#### Work to do
Copy every line of the entries that includes the word "Particle".
= = = = = = =
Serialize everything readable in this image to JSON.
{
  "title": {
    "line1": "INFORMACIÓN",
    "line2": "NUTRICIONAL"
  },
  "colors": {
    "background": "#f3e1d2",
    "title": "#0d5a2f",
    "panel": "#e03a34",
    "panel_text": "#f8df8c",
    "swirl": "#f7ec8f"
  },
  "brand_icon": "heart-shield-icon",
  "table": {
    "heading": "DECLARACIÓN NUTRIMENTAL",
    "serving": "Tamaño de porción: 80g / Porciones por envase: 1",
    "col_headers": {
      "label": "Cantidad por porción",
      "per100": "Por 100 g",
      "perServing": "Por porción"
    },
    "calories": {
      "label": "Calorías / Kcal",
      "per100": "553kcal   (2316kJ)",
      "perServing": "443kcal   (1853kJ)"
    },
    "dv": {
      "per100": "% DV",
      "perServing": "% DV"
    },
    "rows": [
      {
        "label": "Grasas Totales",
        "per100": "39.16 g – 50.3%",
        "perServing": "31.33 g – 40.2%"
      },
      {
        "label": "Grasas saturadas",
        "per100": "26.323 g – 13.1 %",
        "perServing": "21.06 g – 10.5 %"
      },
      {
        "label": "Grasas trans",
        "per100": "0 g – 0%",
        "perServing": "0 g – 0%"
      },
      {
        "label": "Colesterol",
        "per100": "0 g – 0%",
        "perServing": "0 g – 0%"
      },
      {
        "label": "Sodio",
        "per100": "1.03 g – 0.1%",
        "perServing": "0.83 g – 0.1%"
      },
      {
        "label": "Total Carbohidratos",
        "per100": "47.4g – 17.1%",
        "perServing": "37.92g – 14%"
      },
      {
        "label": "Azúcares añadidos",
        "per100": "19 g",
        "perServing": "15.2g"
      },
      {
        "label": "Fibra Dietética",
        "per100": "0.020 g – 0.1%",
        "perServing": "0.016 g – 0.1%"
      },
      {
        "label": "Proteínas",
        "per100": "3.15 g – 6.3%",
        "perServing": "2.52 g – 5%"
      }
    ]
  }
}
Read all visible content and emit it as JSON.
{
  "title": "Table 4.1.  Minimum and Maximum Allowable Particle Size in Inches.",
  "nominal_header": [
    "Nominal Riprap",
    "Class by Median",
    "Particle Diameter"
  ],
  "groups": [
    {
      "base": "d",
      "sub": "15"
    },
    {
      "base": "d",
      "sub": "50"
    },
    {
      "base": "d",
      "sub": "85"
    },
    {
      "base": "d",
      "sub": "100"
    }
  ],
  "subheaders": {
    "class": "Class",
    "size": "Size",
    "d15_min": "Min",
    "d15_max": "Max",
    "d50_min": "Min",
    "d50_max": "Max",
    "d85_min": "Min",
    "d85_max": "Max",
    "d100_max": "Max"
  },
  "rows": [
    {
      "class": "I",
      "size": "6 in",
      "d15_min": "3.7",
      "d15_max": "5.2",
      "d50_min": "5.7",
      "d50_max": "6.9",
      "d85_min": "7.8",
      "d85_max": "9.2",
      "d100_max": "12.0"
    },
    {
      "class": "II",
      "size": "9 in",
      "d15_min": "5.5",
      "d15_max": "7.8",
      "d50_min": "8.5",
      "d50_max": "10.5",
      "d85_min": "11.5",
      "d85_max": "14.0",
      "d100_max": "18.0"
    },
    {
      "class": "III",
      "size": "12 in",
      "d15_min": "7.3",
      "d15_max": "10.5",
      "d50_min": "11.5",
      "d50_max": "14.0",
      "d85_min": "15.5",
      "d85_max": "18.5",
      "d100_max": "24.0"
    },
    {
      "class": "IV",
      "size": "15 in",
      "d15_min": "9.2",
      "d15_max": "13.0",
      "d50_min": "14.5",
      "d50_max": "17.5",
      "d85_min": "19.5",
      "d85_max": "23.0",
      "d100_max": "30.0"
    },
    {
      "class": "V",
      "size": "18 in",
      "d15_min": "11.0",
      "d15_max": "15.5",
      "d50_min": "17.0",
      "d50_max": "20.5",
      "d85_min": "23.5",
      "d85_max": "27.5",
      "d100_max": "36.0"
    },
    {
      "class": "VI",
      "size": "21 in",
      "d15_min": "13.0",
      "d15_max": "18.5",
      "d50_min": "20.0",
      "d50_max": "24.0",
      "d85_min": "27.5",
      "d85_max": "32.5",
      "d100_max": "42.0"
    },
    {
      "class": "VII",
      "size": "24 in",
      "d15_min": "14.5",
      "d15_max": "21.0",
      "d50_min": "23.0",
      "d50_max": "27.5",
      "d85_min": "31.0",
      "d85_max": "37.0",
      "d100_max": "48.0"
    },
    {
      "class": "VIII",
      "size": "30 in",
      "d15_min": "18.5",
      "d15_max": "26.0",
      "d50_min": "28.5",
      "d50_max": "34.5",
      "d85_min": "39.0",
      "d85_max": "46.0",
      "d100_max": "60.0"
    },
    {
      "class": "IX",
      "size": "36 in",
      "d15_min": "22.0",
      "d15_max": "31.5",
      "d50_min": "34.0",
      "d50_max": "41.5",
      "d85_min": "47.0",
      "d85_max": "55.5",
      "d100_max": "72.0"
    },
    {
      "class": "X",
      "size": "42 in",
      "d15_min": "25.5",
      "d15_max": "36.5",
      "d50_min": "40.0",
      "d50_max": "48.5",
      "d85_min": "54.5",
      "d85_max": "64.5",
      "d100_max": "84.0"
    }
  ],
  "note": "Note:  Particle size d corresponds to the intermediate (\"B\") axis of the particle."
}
= = = = = = =
#### Correct output
  "title": "Table 4.1.  Minimum and Maximum Allowable Particle Size in Inches.",
    "Particle Diameter"
  "note": "Note:  Particle size d corresponds to the intermediate (\"B\") axis of the particle."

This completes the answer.